§ **Problem description**
Rewrite everything from the start of the data down to the line containing "submit-button[interactable]: Submit [790, 611, 876, 652]", replacing "task-input" with "entry-field" and leaving all else unchanged.

§ **Record extracts**

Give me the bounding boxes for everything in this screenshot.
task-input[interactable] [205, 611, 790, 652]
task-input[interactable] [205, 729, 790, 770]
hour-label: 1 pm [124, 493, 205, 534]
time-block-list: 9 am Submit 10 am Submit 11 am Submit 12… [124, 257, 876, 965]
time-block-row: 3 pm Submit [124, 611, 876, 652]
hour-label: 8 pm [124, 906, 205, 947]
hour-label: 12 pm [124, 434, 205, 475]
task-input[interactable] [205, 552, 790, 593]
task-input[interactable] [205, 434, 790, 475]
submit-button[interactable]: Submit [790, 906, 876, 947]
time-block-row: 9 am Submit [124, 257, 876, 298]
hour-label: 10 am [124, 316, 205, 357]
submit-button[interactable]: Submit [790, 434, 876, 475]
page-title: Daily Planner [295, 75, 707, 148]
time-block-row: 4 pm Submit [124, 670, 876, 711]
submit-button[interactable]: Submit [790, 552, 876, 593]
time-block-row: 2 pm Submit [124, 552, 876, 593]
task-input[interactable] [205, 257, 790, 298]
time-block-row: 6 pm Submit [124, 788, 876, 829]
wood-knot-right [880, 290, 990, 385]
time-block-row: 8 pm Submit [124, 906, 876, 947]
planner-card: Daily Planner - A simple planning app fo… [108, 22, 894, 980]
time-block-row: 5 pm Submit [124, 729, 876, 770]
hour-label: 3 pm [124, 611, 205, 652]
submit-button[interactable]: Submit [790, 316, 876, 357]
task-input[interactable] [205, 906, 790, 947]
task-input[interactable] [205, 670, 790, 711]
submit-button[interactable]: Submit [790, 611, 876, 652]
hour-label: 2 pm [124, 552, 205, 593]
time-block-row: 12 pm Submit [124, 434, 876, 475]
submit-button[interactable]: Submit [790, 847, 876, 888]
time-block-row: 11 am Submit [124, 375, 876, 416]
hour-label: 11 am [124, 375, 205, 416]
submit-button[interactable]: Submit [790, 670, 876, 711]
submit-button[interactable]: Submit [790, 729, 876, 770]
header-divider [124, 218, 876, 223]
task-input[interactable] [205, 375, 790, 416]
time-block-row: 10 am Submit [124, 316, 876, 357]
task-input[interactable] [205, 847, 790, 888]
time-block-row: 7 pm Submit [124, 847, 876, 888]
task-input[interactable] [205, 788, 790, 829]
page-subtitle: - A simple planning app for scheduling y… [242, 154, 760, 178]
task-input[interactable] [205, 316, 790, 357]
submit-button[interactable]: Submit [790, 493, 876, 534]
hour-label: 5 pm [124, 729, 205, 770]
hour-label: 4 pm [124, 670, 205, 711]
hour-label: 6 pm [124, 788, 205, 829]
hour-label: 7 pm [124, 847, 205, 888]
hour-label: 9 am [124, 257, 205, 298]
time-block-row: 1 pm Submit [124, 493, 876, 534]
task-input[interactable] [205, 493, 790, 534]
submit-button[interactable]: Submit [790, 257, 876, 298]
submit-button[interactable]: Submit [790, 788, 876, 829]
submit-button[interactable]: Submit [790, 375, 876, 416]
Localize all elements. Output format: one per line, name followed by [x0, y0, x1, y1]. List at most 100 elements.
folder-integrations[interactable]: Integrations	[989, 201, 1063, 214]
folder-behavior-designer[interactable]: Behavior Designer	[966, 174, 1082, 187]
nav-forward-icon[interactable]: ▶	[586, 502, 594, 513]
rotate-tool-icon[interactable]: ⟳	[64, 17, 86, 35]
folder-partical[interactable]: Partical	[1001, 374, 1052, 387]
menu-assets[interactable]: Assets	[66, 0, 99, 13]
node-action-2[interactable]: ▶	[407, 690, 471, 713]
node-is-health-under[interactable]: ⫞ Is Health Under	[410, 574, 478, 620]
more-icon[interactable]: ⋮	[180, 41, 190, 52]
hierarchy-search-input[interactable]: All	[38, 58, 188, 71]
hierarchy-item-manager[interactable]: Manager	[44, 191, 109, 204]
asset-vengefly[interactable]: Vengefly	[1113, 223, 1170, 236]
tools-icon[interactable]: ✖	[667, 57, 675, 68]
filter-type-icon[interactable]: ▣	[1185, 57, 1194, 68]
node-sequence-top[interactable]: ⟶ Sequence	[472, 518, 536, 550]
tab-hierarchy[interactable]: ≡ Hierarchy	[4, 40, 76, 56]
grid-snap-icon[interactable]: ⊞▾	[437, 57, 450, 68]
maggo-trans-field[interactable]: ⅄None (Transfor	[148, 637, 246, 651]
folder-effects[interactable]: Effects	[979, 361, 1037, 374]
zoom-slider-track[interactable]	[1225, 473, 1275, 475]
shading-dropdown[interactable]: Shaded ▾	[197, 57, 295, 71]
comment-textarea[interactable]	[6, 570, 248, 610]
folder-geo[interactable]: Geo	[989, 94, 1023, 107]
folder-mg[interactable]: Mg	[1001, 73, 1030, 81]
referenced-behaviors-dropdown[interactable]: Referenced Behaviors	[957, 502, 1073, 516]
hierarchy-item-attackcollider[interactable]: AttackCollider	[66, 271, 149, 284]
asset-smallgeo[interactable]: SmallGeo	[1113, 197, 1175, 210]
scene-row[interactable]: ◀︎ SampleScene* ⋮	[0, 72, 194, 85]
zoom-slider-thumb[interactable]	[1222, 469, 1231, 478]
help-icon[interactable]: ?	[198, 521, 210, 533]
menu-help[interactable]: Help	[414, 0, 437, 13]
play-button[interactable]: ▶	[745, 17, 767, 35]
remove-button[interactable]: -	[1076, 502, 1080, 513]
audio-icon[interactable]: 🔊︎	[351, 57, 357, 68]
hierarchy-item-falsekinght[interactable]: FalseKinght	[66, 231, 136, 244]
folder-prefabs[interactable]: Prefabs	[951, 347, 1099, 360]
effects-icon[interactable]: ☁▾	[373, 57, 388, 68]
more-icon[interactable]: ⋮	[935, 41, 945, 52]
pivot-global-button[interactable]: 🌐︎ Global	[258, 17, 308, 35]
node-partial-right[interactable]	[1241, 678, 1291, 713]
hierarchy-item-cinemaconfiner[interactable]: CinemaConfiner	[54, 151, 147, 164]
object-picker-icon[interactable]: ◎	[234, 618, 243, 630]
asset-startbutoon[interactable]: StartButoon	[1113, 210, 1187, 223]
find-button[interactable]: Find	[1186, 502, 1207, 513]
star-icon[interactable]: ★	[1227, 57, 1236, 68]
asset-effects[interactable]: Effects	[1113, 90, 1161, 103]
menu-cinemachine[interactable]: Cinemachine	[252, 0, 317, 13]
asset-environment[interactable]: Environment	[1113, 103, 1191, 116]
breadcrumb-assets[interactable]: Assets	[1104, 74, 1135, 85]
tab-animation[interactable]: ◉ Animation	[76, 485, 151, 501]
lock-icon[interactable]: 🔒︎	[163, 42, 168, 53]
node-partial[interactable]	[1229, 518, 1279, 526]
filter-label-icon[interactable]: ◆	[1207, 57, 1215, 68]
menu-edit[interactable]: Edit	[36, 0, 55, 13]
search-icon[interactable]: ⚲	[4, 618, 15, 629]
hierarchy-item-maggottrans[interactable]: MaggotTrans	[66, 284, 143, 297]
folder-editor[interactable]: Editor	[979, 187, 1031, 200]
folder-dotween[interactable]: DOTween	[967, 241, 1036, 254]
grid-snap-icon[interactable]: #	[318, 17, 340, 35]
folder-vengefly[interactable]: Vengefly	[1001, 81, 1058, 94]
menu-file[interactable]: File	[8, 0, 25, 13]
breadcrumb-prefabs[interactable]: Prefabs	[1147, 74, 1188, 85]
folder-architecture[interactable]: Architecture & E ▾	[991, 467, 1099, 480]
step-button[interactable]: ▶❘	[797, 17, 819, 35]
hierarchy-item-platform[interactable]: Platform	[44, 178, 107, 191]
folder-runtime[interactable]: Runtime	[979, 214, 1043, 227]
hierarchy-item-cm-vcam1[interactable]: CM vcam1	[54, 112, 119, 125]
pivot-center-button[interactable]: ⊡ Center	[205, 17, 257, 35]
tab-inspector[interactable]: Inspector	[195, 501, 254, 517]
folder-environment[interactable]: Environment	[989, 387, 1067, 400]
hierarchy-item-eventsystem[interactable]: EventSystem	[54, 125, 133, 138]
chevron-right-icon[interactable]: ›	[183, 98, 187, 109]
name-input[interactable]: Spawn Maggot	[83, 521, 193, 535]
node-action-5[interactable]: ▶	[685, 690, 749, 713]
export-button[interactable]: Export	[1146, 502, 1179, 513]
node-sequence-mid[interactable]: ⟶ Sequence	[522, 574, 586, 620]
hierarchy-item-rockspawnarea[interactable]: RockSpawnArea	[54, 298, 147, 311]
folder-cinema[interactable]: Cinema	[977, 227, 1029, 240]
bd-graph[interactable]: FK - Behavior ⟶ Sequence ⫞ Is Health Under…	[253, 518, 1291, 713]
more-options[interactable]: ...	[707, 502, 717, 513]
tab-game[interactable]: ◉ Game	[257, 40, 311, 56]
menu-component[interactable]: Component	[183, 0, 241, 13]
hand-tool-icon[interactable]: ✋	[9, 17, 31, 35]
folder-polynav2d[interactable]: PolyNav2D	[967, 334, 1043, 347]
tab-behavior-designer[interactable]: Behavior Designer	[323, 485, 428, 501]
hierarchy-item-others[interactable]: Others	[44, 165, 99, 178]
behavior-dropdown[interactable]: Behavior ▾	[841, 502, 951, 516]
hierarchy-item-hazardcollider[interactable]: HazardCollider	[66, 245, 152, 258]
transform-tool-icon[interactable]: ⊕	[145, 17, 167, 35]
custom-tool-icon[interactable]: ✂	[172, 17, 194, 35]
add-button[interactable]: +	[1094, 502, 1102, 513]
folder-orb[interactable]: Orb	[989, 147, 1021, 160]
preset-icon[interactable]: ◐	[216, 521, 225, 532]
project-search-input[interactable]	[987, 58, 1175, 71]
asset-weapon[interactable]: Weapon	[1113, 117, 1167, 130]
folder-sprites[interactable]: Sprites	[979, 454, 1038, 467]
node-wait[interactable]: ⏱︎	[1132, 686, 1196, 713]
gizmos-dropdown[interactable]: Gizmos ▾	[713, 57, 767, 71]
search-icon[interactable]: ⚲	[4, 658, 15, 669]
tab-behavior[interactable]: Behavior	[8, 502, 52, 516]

§ **Finished task**
Give me the bounding boxes for everything in this screenshot.
entry-field[interactable] [205, 611, 790, 652]
entry-field[interactable] [205, 729, 790, 770]
hour-label: 1 pm [124, 493, 205, 534]
time-block-list: 9 am Submit 10 am Submit 11 am Submit 12… [124, 257, 876, 965]
time-block-row: 3 pm Submit [124, 611, 876, 652]
hour-label: 8 pm [124, 906, 205, 947]
hour-label: 12 pm [124, 434, 205, 475]
entry-field[interactable] [205, 552, 790, 593]
entry-field[interactable] [205, 434, 790, 475]
submit-button[interactable]: Submit [790, 906, 876, 947]
time-block-row: 9 am Submit [124, 257, 876, 298]
hour-label: 10 am [124, 316, 205, 357]
submit-button[interactable]: Submit [790, 434, 876, 475]
page-title: Daily Planner [295, 75, 707, 148]
time-block-row: 4 pm Submit [124, 670, 876, 711]
submit-button[interactable]: Submit [790, 552, 876, 593]
time-block-row: 2 pm Submit [124, 552, 876, 593]
entry-field[interactable] [205, 257, 790, 298]
time-block-row: 6 pm Submit [124, 788, 876, 829]
wood-knot-right [880, 290, 990, 385]
time-block-row: 8 pm Submit [124, 906, 876, 947]
planner-card: Daily Planner - A simple planning app fo… [108, 22, 894, 980]
time-block-row: 5 pm Submit [124, 729, 876, 770]
hour-label: 3 pm [124, 611, 205, 652]
submit-button[interactable]: Submit [790, 316, 876, 357]
entry-field[interactable] [205, 906, 790, 947]
entry-field[interactable] [205, 670, 790, 711]
submit-button[interactable]: Submit [790, 611, 876, 652]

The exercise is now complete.